Exercise goal>
Turn every line of the records into a JSON list of strings, one string per line, with blank lines omitted.

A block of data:
⁂
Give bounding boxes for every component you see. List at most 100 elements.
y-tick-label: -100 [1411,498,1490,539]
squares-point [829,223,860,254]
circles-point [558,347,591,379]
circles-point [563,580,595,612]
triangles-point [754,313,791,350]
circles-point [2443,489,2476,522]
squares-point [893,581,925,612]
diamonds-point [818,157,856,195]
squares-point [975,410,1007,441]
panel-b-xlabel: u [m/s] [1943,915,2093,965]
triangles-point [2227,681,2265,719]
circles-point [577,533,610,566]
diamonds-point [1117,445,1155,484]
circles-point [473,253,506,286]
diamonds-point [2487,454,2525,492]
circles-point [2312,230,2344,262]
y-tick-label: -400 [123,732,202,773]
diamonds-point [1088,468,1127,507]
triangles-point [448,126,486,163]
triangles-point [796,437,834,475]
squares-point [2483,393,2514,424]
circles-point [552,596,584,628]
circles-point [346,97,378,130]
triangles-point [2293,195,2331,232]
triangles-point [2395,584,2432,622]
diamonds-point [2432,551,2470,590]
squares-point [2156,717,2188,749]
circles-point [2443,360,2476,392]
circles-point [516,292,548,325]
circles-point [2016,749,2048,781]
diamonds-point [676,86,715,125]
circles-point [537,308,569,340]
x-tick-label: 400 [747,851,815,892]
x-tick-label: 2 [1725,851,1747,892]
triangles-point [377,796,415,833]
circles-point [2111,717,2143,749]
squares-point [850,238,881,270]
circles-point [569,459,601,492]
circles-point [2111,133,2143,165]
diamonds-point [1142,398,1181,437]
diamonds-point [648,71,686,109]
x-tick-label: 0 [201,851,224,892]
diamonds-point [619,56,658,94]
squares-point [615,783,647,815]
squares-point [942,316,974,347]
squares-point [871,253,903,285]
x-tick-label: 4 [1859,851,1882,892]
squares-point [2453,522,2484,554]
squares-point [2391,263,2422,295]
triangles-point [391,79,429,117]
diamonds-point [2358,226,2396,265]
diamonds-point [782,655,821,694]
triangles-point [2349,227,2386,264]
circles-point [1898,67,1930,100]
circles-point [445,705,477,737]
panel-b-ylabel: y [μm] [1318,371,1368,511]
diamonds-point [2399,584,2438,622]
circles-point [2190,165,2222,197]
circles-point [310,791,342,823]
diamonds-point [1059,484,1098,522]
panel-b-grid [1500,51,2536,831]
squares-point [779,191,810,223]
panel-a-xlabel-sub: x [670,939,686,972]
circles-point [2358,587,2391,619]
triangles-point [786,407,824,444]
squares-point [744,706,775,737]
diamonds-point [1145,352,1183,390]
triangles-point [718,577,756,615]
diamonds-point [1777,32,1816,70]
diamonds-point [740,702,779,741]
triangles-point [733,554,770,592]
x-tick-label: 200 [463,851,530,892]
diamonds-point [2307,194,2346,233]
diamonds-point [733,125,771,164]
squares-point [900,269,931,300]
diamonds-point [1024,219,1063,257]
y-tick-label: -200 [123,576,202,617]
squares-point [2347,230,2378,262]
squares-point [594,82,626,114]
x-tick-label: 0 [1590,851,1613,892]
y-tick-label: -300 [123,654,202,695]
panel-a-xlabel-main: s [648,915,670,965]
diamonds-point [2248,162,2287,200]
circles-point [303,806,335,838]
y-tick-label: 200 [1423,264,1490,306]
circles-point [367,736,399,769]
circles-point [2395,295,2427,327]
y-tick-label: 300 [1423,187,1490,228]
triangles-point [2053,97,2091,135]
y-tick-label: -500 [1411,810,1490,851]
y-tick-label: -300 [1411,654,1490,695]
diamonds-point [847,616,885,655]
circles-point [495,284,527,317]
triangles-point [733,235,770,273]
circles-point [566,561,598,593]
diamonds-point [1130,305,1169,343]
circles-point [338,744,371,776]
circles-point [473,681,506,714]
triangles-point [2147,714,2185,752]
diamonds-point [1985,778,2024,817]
⁂
Response for this exercise>
[
  "Give bounding boxes for every component you see. List at most 100 elements.",
  "y-tick-label: -100 [1411,498,1490,539]",
  "squares-point [829,223,860,254]",
  "circles-point [558,347,591,379]",
  "circles-point [563,580,595,612]",
  "triangles-point [754,313,791,350]",
  "circles-point [2443,489,2476,522]",
  "squares-point [893,581,925,612]",
  "diamonds-point [818,157,856,195]",
  "squares-point [975,410,1007,441]",
  "panel-b-xlabel: u [m/s] [1943,915,2093,965]",
  "triangles-point [2227,681,2265,719]",
  "circles-point [577,533,610,566]",
  "diamonds-point [1117,445,1155,484]",
  "circles-point [473,253,506,286]",
  "diamonds-point [2487,454,2525,492]",
  "circles-point [2312,230,2344,262]",
  "y-tick-label: -400 [123,732,202,773]",
  "diamonds-point [1088,468,1127,507]",
  "triangles-point [448,126,486,163]",
  "triangles-point [796,437,834,475]",
  "squares-point [2483,393,2514,424]",
  "circles-point [552,596,584,628]",
  "circles-point [346,97,378,130]",
  "triangles-point [2293,195,2331,232]",
  "triangles-point [2395,584,2432,622]",
  "diamonds-point [2432,551,2470,590]",
  "squares-point [2156,717,2188,749]",
  "circles-point [2443,360,2476,392]",
  "circles-point [516,292,548,325]",
  "circles-point [2016,749,2048,781]",
  "diamonds-point [676,86,715,125]",
  "circles-point [537,308,569,340]",
  "x-tick-label: 400 [747,851,815,892]",
  "x-tick-label: 2 [1725,851,1747,892]",
  "triangles-point [377,796,415,833]",
  "circles-point [2111,717,2143,749]",
  "squares-point [850,238,881,270]",
  "circles-point [569,459,601,492]",
  "circles-point [2111,133,2143,165]",
  "diamonds-point [1142,398,1181,437]",
  "diamonds-point [648,71,686,109]",
  "x-tick-label: 0 [201,851,224,892]",
  "diamonds-point [619,56,658,94]",
  "squares-point [615,783,647,815]",
  "squares-point [942,316,974,347]",
  "squares-point [871,253,903,285]",
  "x-tick-label: 4 [1859,851,1882,892]",
  "squares-point [2453,522,2484,554]",
  "squares-point [2391,263,2422,295]",
  "triangles-point [391,79,429,117]",
  "diamonds-point [2358,226,2396,265]",
  "diamonds-point [782,655,821,694]",
  "triangles-point [2349,227,2386,264]",
  "circles-point [1898,67,1930,100]",
  "circles-point [445,705,477,737]",
  "panel-b-ylabel: y [μm] [1318,371,1368,511]",
  "diamonds-point [2399,584,2438,622]",
  "circles-point [2190,165,2222,197]",
  "circles-point [310,791,342,823]",
  "diamonds-point [1059,484,1098,522]",
  "panel-b-grid [1500,51,2536,831]",
  "squares-point [779,191,810,223]",
  "panel-a-xlabel-sub: x [670,939,686,972]",
  "circles-point [2358,587,2391,619]",
  "triangles-point [786,407,824,444]",
  "squares-point [744,706,775,737]",
  "diamonds-point [1145,352,1183,390]",
  "triangles-point [718,577,756,615]",
  "diamonds-point [1777,32,1816,70]",
  "diamonds-point [740,702,779,741]",
  "triangles-point [733,554,770,592]",
  "x-tick-label: 200 [463,851,530,892]",
  "diamonds-point [2307,194,2346,233]",
  "diamonds-point [733,125,771,164]",
  "squares-point [900,269,931,300]",
  "diamonds-point [1024,219,1063,257]",
  "y-tick-label: -200 [123,576,202,617]",
  "squares-point [2347,230,2378,262]",
  "squares-point [594,82,626,114]",
  "x-tick-label: 0 [1590,851,1613,892]",
  "y-tick-label: -300 [123,654,202,695]",
  "panel-a-xlabel-main: s [648,915,670,965]",
  "diamonds-point [2248,162,2287,200]",
  "circles-point [303,806,335,838]",
  "y-tick-label: 200 [1423,264,1490,306]",
  "circles-point [367,736,399,769]",
  "circles-point [2395,295,2427,327]",
  "y-tick-label: 300 [1423,187,1490,228]",
  "triangles-point [2053,97,2091,135]",
  "y-tick-label: -500 [1411,810,1490,851]",
  "y-tick-label: -300 [1411,654,1490,695]",
  "diamonds-point [847,616,885,655]",
  "circles-point [495,284,527,317]",
  "triangles-point [733,235,770,273]",
  "circles-point [566,561,598,593]",
  "diamonds-point [1130,305,1169,343]",
  "circles-point [338,744,371,776]",
  "circles-point [473,681,506,714]",
  "triangles-point [2147,714,2185,752]",
  "diamonds-point [1985,778,2024,817]"
]